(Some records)
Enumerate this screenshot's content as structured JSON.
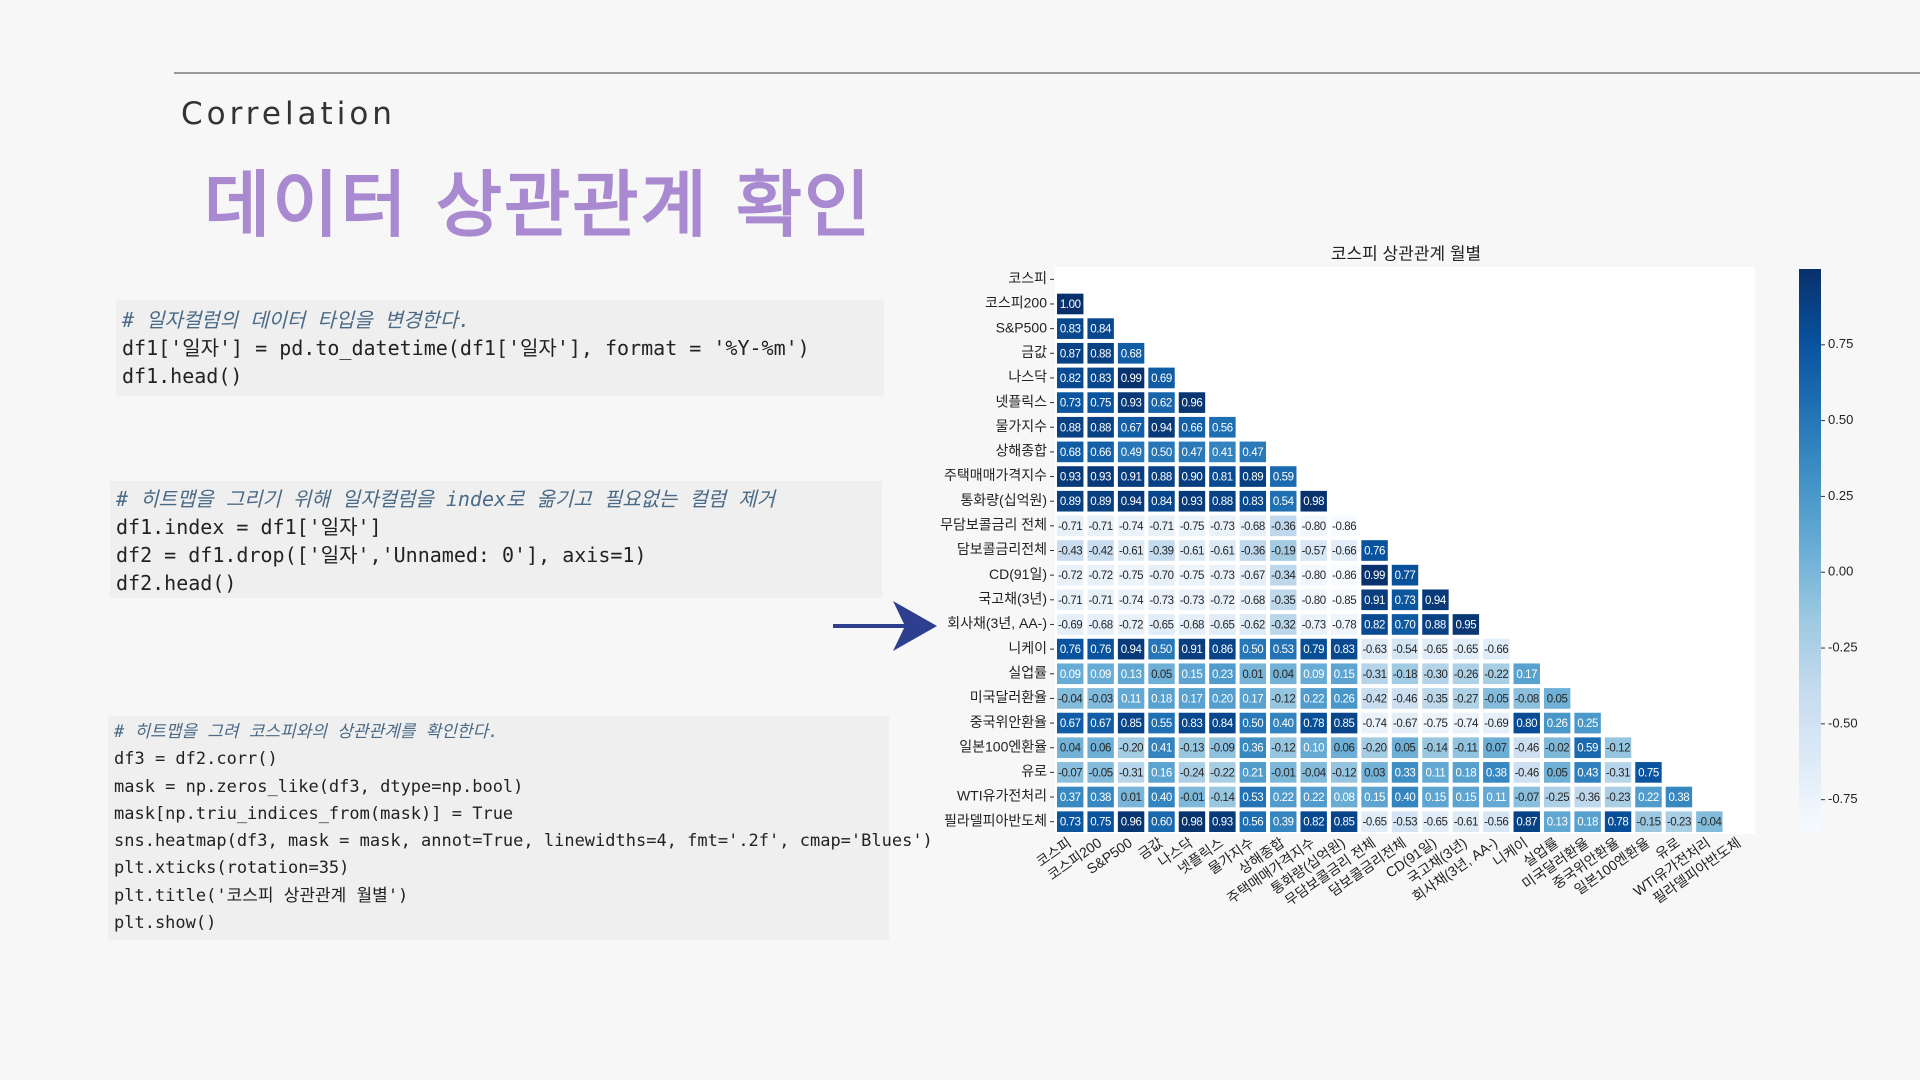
{
  "header": {
    "subtitle": "Correlation",
    "title": "데이터 상관관계 확인"
  },
  "code_blocks": [
    {
      "lines": [
        "# 일자컬럼의 데이터 타입을 변경한다.",
        "df1['일자'] = pd.to_datetime(df1['일자'], format = '%Y-%m')",
        "df1.head()"
      ]
    },
    {
      "lines": [
        "# 히트맵을 그리기 위해 일자컬럼을 index로 옮기고 필요없는 컬럼 제거",
        "df1.index = df1['일자']",
        "df2 = df1.drop(['일자','Unnamed: 0'], axis=1)",
        "df2.head()"
      ]
    },
    {
      "lines": [
        "# 히트맵을 그려 코스피와의 상관관계를 확인한다.",
        "df3 = df2.corr()",
        "mask = np.zeros_like(df3, dtype=np.bool)",
        "mask[np.triu_indices_from(mask)] = True",
        "sns.heatmap(df3, mask = mask, annot=True, linewidths=4, fmt='.2f', cmap='Blues')",
        "plt.xticks(rotation=35)",
        "plt.title('코스피 상관관계 월별')",
        "plt.show()"
      ]
    }
  ],
  "chart_data": {
    "type": "heatmap",
    "title": "코스피 상관관계 월별",
    "categories": [
      "코스피",
      "코스피200",
      "S&P500",
      "금값",
      "나스닥",
      "넷플릭스",
      "물가지수",
      "상해종합",
      "주택매매가격지수",
      "통화량(십억원)",
      "무담보콜금리 전체",
      "담보콜금리전체",
      "CD(91일)",
      "국고채(3년)",
      "회사채(3년, AA-)",
      "니케이",
      "실업률",
      "미국달러환율",
      "중국위안환율",
      "일본100엔환율",
      "유로",
      "WTI유가전처리",
      "필라델피아반도체"
    ],
    "values": [
      [],
      [
        1.0
      ],
      [
        0.83,
        0.84
      ],
      [
        0.87,
        0.88,
        0.68
      ],
      [
        0.82,
        0.83,
        0.99,
        0.69
      ],
      [
        0.73,
        0.75,
        0.93,
        0.62,
        0.96
      ],
      [
        0.88,
        0.88,
        0.67,
        0.94,
        0.66,
        0.56
      ],
      [
        0.68,
        0.66,
        0.49,
        0.5,
        0.47,
        0.41,
        0.47
      ],
      [
        0.93,
        0.93,
        0.91,
        0.88,
        0.9,
        0.81,
        0.89,
        0.59
      ],
      [
        0.89,
        0.89,
        0.94,
        0.84,
        0.93,
        0.88,
        0.83,
        0.54,
        0.98
      ],
      [
        -0.71,
        -0.71,
        -0.74,
        -0.71,
        -0.75,
        -0.73,
        -0.68,
        -0.36,
        -0.8,
        -0.86
      ],
      [
        -0.43,
        -0.42,
        -0.61,
        -0.39,
        -0.61,
        -0.61,
        -0.36,
        -0.19,
        -0.57,
        -0.66,
        0.76
      ],
      [
        -0.72,
        -0.72,
        -0.75,
        -0.7,
        -0.75,
        -0.73,
        -0.67,
        -0.34,
        -0.8,
        -0.86,
        0.99,
        0.77
      ],
      [
        -0.71,
        -0.71,
        -0.74,
        -0.73,
        -0.73,
        -0.72,
        -0.68,
        -0.35,
        -0.8,
        -0.85,
        0.91,
        0.73,
        0.94
      ],
      [
        -0.69,
        -0.68,
        -0.72,
        -0.65,
        -0.68,
        -0.65,
        -0.62,
        -0.32,
        -0.73,
        -0.78,
        0.82,
        0.7,
        0.88,
        0.95
      ],
      [
        0.76,
        0.76,
        0.94,
        0.5,
        0.91,
        0.86,
        0.5,
        0.53,
        0.79,
        0.83,
        -0.63,
        -0.54,
        -0.65,
        -0.65,
        -0.66
      ],
      [
        0.09,
        0.09,
        0.13,
        0.05,
        0.15,
        0.23,
        0.01,
        0.04,
        0.09,
        0.15,
        -0.31,
        -0.18,
        -0.3,
        -0.26,
        -0.22,
        0.17
      ],
      [
        -0.04,
        -0.03,
        0.11,
        0.18,
        0.17,
        0.2,
        0.17,
        -0.12,
        0.22,
        0.26,
        -0.42,
        -0.46,
        -0.35,
        -0.27,
        -0.05,
        -0.08,
        0.05
      ],
      [
        0.67,
        0.67,
        0.85,
        0.55,
        0.83,
        0.84,
        0.5,
        0.4,
        0.78,
        0.85,
        -0.74,
        -0.67,
        -0.75,
        -0.74,
        -0.69,
        0.8,
        0.26,
        0.25
      ],
      [
        0.04,
        0.06,
        -0.2,
        0.41,
        -0.13,
        -0.09,
        0.36,
        -0.12,
        0.1,
        0.06,
        -0.2,
        0.05,
        -0.14,
        -0.11,
        0.07,
        -0.46,
        -0.02,
        0.59,
        -0.12
      ],
      [
        -0.07,
        -0.05,
        -0.31,
        0.16,
        -0.24,
        -0.22,
        0.21,
        -0.01,
        -0.04,
        -0.12,
        0.03,
        0.33,
        0.11,
        0.18,
        0.38,
        -0.46,
        0.05,
        0.43,
        -0.31,
        0.75
      ],
      [
        0.37,
        0.38,
        0.01,
        0.4,
        -0.01,
        -0.14,
        0.53,
        0.22,
        0.22,
        0.08,
        0.15,
        0.4,
        0.15,
        0.15,
        0.11,
        -0.07,
        -0.25,
        -0.36,
        -0.23,
        0.22,
        0.38
      ],
      [
        0.73,
        0.75,
        0.96,
        0.6,
        0.98,
        0.93,
        0.56,
        0.39,
        0.82,
        0.85,
        -0.65,
        -0.53,
        -0.65,
        -0.61,
        -0.56,
        0.87,
        0.13,
        0.18,
        0.78,
        -0.15,
        -0.23,
        -0.04
      ]
    ],
    "value_labels": [
      [],
      [
        "1.00"
      ],
      [
        "0.83",
        "0.84"
      ],
      [
        "0.87",
        "0.88",
        "0.68"
      ],
      [
        "0.82",
        "0.83",
        "0.99",
        "0.69"
      ],
      [
        "0.73",
        "0.75",
        "0.93",
        "0.62",
        "0.96"
      ],
      [
        "0.88",
        "0.88",
        "0.67",
        "0.94",
        "0.66",
        "0.56"
      ],
      [
        "0.68",
        "0.66",
        "0.49",
        "0.50",
        "0.47",
        "0.41",
        "0.47"
      ],
      [
        "0.93",
        "0.93",
        "0.91",
        "0.88",
        "0.90",
        "0.81",
        "0.89",
        "0.59"
      ],
      [
        "0.89",
        "0.89",
        "0.94",
        "0.84",
        "0.93",
        "0.88",
        "0.83",
        "0.54",
        "0.98"
      ],
      [
        "-0.71",
        "-0.71",
        "-0.74",
        "-0.71",
        "-0.75",
        "-0.73",
        "-0.68",
        "-0.36",
        "-0.80",
        "-0.86"
      ],
      [
        "-0.43",
        "-0.42",
        "-0.61",
        "-0.39",
        "-0.61",
        "-0.61",
        "-0.36",
        "-0.19",
        "-0.57",
        "-0.66",
        "0.76"
      ],
      [
        "-0.72",
        "-0.72",
        "-0.75",
        "-0.70",
        "-0.75",
        "-0.73",
        "-0.67",
        "-0.34",
        "-0.80",
        "-0.86",
        "0.99",
        "0.77"
      ],
      [
        "-0.71",
        "-0.71",
        "-0.74",
        "-0.73",
        "-0.73",
        "-0.72",
        "-0.68",
        "-0.35",
        "-0.80",
        "-0.85",
        "0.91",
        "0.73",
        "0.94"
      ],
      [
        "-0.69",
        "-0.68",
        "-0.72",
        "-0.65",
        "-0.68",
        "-0.65",
        "-0.62",
        "-0.32",
        "-0.73",
        "-0.78",
        "0.82",
        "0.70",
        "0.88",
        "0.95"
      ],
      [
        "0.76",
        "0.76",
        "0.94",
        "0.50",
        "0.91",
        "0.86",
        "0.50",
        "0.53",
        "0.79",
        "0.83",
        "-0.63",
        "-0.54",
        "-0.65",
        "-0.65",
        "-0.66"
      ],
      [
        "0.09",
        "0.09",
        "0.13",
        "0.05",
        "0.15",
        "0.23",
        "0.01",
        "0.04",
        "0.09",
        "0.15",
        "-0.31",
        "-0.18",
        "-0.30",
        "-0.26",
        "-0.22",
        "0.17"
      ],
      [
        "-0.04",
        "-0.03",
        "0.11",
        "0.18",
        "0.17",
        "0.20",
        "0.17",
        "-0.12",
        "0.22",
        "0.26",
        "-0.42",
        "-0.46",
        "-0.35",
        "-0.27",
        "-0.05",
        "-0.08",
        "0.05"
      ],
      [
        "0.67",
        "0.67",
        "0.85",
        "0.55",
        "0.83",
        "0.84",
        "0.50",
        "0.40",
        "0.78",
        "0.85",
        "-0.74",
        "-0.67",
        "-0.75",
        "-0.74",
        "-0.69",
        "0.80",
        "0.26",
        "0.25"
      ],
      [
        "0.04",
        "0.06",
        "-0.20",
        "0.41",
        "-0.13",
        "-0.09",
        "0.36",
        "-0.12",
        "0.10",
        "0.06",
        "-0.20",
        "0.05",
        "-0.14",
        "-0.11",
        "0.07",
        "-0.46",
        "-0.02",
        "0.59",
        "-0.12"
      ],
      [
        "-0.07",
        "-0.05",
        "-0.31",
        "0.16",
        "-0.24",
        "-0.22",
        "0.21",
        "-0.01",
        "-0.04",
        "-0.12",
        "0.03",
        "0.33",
        "0.11",
        "0.18",
        "0.38",
        "-0.46",
        "0.05",
        "0.43",
        "-0.31",
        "0.75"
      ],
      [
        "0.37",
        "0.38",
        "0.01",
        "0.40",
        "-0.01",
        "-0.14",
        "0.53",
        "0.22",
        "0.22",
        "0.08",
        "0.15",
        "0.40",
        "0.15",
        "0.15",
        "0.11",
        "-0.07",
        "-0.25",
        "-0.36",
        "-0.23",
        "0.22",
        "0.38"
      ],
      [
        "0.73",
        "0.75",
        "0.96",
        "0.60",
        "0.98",
        "0.93",
        "0.56",
        "0.39",
        "0.82",
        "0.85",
        "-0.65",
        "-0.53",
        "-0.65",
        "-0.61",
        "-0.56",
        "0.87",
        "0.13",
        "0.18",
        "0.78",
        "-0.15",
        "-0.23",
        "-0.04"
      ]
    ],
    "clim": [
      -0.86,
      1.0
    ],
    "cticks": [
      0.75,
      {
        "value": 0.5,
        "label": "0.50"
      },
      0.25,
      {
        "value": 0,
        "label": "0.00"
      },
      -0.25,
      {
        "value": -0.5,
        "label": "-0.50"
      },
      -0.75
    ],
    "colormap": [
      "#f7fbff",
      "#deebf7",
      "#c6dbef",
      "#9ecae1",
      "#6baed6",
      "#4292c6",
      "#2171b5",
      "#08519c",
      "#08306b"
    ],
    "x_label_rotation": 35
  }
}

EXERCISE REQUIREMENTS
Using the material above, report each line where "True" occurs.

EXERCISE OUTPUT
        "mask[np.triu_indices_from(mask)] = True",
        "sns.heatmap(df3, mask = mask, annot=True, linewidths=4, fmt='.2f', cmap='Blues')",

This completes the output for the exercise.